*EXERCISE DIRECTIONS*:
Every record below should be printed exactly as given.

Records contained in a dataset:
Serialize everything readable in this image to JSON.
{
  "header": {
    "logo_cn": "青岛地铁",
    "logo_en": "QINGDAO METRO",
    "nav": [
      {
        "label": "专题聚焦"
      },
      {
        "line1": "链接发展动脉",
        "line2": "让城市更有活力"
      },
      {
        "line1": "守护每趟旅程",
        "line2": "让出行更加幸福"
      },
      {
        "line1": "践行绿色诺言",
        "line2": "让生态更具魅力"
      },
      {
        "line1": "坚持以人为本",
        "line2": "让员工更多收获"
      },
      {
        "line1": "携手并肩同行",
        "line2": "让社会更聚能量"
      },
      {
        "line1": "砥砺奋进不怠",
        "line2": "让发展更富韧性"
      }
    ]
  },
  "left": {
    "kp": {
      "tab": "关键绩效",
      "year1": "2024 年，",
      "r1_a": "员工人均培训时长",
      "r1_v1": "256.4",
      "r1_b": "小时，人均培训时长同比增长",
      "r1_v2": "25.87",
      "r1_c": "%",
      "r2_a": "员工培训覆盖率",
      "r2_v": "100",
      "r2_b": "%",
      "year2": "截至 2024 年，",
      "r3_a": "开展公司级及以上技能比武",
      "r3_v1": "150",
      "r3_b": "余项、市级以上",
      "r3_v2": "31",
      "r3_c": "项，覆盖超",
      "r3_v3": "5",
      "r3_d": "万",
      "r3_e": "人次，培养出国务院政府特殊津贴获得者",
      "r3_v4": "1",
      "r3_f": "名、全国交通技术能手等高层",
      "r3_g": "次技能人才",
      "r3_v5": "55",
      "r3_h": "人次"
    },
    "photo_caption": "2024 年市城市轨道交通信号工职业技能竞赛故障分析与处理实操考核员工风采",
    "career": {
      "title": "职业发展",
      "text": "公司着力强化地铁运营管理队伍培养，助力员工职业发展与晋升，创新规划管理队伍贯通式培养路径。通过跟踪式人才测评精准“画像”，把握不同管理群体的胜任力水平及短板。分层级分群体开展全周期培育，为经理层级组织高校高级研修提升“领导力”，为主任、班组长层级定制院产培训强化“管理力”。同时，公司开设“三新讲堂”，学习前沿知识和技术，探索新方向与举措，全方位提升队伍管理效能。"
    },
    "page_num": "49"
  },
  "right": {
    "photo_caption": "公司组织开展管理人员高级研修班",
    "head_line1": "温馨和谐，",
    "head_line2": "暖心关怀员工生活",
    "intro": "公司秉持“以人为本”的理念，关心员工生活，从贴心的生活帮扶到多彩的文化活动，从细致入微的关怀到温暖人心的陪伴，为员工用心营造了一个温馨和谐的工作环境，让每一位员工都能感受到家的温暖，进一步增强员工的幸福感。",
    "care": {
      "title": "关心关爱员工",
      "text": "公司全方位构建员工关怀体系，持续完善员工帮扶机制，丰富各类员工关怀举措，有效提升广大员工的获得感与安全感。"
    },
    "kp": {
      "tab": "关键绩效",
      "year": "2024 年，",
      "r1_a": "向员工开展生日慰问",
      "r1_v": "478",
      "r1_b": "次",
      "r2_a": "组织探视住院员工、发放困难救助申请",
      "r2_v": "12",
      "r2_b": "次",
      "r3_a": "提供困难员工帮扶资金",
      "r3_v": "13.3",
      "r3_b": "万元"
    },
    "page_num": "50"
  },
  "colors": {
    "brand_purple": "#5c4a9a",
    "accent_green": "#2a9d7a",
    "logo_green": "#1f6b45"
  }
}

*ANSWER TO THE PROBLEM*:
Serialize everything readable in this image to JSON.
{
  "header": {
    "logo_cn": "青岛地铁",
    "logo_en": "QINGDAO METRO",
    "nav": [
      {
        "label": "专题聚焦"
      },
      {
        "line1": "链接发展动脉",
        "line2": "让城市更有活力"
      },
      {
        "line1": "守护每趟旅程",
        "line2": "让出行更加幸福"
      },
      {
        "line1": "践行绿色诺言",
        "line2": "让生态更具魅力"
      },
      {
        "line1": "坚持以人为本",
        "line2": "让员工更多收获"
      },
      {
        "line1": "携手并肩同行",
        "line2": "让社会更聚能量"
      },
      {
        "line1": "砥砺奋进不怠",
        "line2": "让发展更富韧性"
      }
    ]
  },
  "left": {
    "kp": {
      "tab": "关键绩效",
      "year1": "2024 年，",
      "r1_a": "员工人均培训时长",
      "r1_v1": "256.4",
      "r1_b": "小时，人均培训时长同比增长",
      "r1_v2": "25.87",
      "r1_c": "%",
      "r2_a": "员工培训覆盖率",
      "r2_v": "100",
      "r2_b": "%",
      "year2": "截至 2024 年，",
      "r3_a": "开展公司级及以上技能比武",
      "r3_v1": "150",
      "r3_b": "余项、市级以上",
      "r3_v2": "31",
      "r3_c": "项，覆盖超",
      "r3_v3": "5",
      "r3_d": "万",
      "r3_e": "人次，培养出国务院政府特殊津贴获得者",
      "r3_v4": "1",
      "r3_f": "名、全国交通技术能手等高层",
      "r3_g": "次技能人才",
      "r3_v5": "55",
      "r3_h": "人次"
    },
    "photo_caption": "2024 年市城市轨道交通信号工职业技能竞赛故障分析与处理实操考核员工风采",
    "career": {
      "title": "职业发展",
      "text": "公司着力强化地铁运营管理队伍培养，助力员工职业发展与晋升，创新规划管理队伍贯通式培养路径。通过跟踪式人才测评精准“画像”，把握不同管理群体的胜任力水平及短板。分层级分群体开展全周期培育，为经理层级组织高校高级研修提升“领导力”，为主任、班组长层级定制院产培训强化“管理力”。同时，公司开设“三新讲堂”，学习前沿知识和技术，探索新方向与举措，全方位提升队伍管理效能。"
    },
    "page_num": "49"
  },
  "right": {
    "photo_caption": "公司组织开展管理人员高级研修班",
    "head_line1": "温馨和谐，",
    "head_line2": "暖心关怀员工生活",
    "intro": "公司秉持“以人为本”的理念，关心员工生活，从贴心的生活帮扶到多彩的文化活动，从细致入微的关怀到温暖人心的陪伴，为员工用心营造了一个温馨和谐的工作环境，让每一位员工都能感受到家的温暖，进一步增强员工的幸福感。",
    "care": {
      "title": "关心关爱员工",
      "text": "公司全方位构建员工关怀体系，持续完善员工帮扶机制，丰富各类员工关怀举措，有效提升广大员工的获得感与安全感。"
    },
    "kp": {
      "tab": "关键绩效",
      "year": "2024 年，",
      "r1_a": "向员工开展生日慰问",
      "r1_v": "478",
      "r1_b": "次",
      "r2_a": "组织探视住院员工、发放困难救助申请",
      "r2_v": "12",
      "r2_b": "次",
      "r3_a": "提供困难员工帮扶资金",
      "r3_v": "13.3",
      "r3_b": "万元"
    },
    "page_num": "50"
  },
  "colors": {
    "brand_purple": "#5c4a9a",
    "accent_green": "#2a9d7a",
    "logo_green": "#1f6b45"
  }
}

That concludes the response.